• **Set problem**:
Search the data below for the string "JSON". Extract every line that contains it.

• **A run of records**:

.....

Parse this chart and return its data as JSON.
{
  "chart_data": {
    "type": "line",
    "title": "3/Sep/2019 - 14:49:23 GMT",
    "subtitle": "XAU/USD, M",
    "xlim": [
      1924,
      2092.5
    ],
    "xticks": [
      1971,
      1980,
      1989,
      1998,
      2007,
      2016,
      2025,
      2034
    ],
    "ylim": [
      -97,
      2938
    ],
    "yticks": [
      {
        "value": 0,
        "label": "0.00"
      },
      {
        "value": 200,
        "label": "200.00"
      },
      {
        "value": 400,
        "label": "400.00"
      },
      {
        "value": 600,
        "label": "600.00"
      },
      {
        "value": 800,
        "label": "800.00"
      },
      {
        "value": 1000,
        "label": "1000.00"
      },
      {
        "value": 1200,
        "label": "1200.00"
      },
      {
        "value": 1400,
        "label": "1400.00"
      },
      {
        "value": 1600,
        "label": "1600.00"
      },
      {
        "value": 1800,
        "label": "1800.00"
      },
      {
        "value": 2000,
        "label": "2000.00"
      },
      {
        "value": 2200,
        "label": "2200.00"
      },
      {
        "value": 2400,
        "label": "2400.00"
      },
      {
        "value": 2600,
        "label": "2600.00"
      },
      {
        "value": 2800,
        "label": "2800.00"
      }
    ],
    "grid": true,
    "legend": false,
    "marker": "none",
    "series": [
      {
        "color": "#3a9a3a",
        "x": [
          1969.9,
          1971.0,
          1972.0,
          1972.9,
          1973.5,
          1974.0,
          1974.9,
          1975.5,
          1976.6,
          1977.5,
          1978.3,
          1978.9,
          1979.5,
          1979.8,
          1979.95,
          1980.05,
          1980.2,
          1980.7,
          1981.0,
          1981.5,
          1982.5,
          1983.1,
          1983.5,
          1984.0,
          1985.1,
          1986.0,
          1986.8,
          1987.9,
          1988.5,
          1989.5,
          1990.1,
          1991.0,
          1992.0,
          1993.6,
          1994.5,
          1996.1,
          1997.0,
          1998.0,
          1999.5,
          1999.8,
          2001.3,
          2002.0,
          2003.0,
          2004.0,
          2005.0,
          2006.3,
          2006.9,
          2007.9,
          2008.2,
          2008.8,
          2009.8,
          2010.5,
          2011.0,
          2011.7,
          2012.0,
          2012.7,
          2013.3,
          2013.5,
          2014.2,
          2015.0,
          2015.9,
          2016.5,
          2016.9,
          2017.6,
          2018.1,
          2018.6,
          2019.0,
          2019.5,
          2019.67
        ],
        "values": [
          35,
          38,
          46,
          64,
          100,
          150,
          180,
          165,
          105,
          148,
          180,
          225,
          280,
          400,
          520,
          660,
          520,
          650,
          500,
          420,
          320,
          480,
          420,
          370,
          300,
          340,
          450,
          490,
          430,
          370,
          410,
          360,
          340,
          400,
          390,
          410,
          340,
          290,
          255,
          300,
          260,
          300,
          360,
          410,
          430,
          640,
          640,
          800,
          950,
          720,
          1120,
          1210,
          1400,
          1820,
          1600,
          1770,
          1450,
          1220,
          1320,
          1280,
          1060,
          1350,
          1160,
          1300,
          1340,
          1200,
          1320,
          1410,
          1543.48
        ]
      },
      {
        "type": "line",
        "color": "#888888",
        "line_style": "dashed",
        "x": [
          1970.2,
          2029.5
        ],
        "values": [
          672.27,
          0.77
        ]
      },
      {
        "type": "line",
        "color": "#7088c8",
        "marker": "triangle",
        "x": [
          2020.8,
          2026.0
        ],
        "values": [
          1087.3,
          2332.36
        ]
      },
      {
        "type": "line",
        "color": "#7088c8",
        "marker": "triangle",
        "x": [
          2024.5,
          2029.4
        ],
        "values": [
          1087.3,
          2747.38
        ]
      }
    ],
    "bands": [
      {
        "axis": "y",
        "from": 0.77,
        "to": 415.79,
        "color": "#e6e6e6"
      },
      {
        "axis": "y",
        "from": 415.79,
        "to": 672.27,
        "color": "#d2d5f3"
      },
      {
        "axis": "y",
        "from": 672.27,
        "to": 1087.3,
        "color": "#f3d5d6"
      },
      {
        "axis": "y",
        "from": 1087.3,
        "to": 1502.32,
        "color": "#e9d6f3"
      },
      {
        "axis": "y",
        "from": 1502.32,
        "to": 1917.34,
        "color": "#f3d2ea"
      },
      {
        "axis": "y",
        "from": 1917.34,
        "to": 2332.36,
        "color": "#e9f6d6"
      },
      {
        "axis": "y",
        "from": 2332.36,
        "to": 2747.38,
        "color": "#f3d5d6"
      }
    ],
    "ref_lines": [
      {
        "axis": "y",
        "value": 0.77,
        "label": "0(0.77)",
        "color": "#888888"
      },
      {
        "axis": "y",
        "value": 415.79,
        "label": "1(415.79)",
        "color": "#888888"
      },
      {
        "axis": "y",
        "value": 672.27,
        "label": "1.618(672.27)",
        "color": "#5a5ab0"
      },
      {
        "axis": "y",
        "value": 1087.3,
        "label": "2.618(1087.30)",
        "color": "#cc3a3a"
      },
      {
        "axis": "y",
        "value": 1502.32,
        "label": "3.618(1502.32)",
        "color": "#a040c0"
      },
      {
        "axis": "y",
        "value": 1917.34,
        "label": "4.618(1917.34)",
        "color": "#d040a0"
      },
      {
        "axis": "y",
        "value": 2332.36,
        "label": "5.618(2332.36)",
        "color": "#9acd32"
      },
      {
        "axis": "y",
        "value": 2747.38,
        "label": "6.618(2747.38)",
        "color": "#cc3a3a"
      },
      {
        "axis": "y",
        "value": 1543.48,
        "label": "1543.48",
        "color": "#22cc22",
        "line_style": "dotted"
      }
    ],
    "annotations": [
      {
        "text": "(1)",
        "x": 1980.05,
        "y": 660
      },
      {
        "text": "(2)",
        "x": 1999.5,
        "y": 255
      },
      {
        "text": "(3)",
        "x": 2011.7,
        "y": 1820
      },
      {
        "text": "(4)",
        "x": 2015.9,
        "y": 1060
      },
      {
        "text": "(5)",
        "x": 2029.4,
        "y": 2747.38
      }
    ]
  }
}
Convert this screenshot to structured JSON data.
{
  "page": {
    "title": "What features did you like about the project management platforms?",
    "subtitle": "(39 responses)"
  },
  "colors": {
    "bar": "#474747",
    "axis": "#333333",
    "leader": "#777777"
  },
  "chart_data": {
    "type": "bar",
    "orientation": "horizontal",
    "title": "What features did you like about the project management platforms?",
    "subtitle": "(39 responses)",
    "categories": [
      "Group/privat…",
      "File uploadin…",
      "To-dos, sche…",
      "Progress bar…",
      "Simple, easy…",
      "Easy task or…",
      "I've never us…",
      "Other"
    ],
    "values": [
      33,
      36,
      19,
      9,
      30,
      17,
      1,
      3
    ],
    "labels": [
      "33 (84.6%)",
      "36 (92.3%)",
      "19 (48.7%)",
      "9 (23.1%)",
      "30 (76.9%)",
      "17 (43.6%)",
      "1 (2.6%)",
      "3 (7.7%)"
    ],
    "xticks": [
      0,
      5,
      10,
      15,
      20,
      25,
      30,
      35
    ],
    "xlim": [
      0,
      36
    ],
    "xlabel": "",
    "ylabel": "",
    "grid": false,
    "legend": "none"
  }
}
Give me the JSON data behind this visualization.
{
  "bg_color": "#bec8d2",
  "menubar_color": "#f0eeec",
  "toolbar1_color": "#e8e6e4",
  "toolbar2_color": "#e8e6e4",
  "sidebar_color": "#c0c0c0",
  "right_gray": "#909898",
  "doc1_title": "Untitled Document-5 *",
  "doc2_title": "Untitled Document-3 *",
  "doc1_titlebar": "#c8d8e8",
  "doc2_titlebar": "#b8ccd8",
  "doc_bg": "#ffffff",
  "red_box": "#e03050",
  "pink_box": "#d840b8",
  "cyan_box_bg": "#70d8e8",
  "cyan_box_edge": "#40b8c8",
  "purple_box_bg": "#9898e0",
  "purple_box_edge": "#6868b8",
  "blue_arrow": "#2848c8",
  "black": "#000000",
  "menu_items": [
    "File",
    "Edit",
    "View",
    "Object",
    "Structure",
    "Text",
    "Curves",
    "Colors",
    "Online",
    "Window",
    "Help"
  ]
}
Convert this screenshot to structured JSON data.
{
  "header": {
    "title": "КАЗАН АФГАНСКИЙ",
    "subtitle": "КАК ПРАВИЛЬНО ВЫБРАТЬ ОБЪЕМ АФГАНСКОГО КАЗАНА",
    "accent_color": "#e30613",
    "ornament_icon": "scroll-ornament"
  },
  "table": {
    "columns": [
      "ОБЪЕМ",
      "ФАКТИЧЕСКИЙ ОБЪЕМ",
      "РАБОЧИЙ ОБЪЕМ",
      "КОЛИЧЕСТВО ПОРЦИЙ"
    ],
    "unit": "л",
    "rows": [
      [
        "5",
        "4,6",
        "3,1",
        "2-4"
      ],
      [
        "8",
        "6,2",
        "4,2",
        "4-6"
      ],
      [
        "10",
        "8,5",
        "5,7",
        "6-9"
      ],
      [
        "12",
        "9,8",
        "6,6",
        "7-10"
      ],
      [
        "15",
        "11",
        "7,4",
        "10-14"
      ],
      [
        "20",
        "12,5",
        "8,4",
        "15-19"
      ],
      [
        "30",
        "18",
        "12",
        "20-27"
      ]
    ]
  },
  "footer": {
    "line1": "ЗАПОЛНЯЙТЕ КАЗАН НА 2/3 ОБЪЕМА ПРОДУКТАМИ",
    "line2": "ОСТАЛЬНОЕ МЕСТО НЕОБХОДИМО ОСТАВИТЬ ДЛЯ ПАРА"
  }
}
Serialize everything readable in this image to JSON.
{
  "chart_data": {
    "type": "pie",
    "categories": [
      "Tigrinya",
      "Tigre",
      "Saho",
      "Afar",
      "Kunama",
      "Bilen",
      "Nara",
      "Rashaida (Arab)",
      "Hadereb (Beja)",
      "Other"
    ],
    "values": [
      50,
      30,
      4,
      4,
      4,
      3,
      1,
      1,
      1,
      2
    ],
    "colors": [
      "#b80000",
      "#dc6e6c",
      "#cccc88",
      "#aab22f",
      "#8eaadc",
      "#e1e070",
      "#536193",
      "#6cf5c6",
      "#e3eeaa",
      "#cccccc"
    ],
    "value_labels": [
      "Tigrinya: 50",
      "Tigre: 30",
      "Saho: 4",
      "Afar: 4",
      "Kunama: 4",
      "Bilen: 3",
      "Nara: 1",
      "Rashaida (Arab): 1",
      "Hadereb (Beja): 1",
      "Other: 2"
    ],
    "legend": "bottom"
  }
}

.....

• **Task solution**:
Parse this chart and return its data as JSON.
Convert this screenshot to structured JSON data.
Give me the JSON data behind this visualization.
Convert this screenshot to structured JSON data.
Serialize everything readable in this image to JSON.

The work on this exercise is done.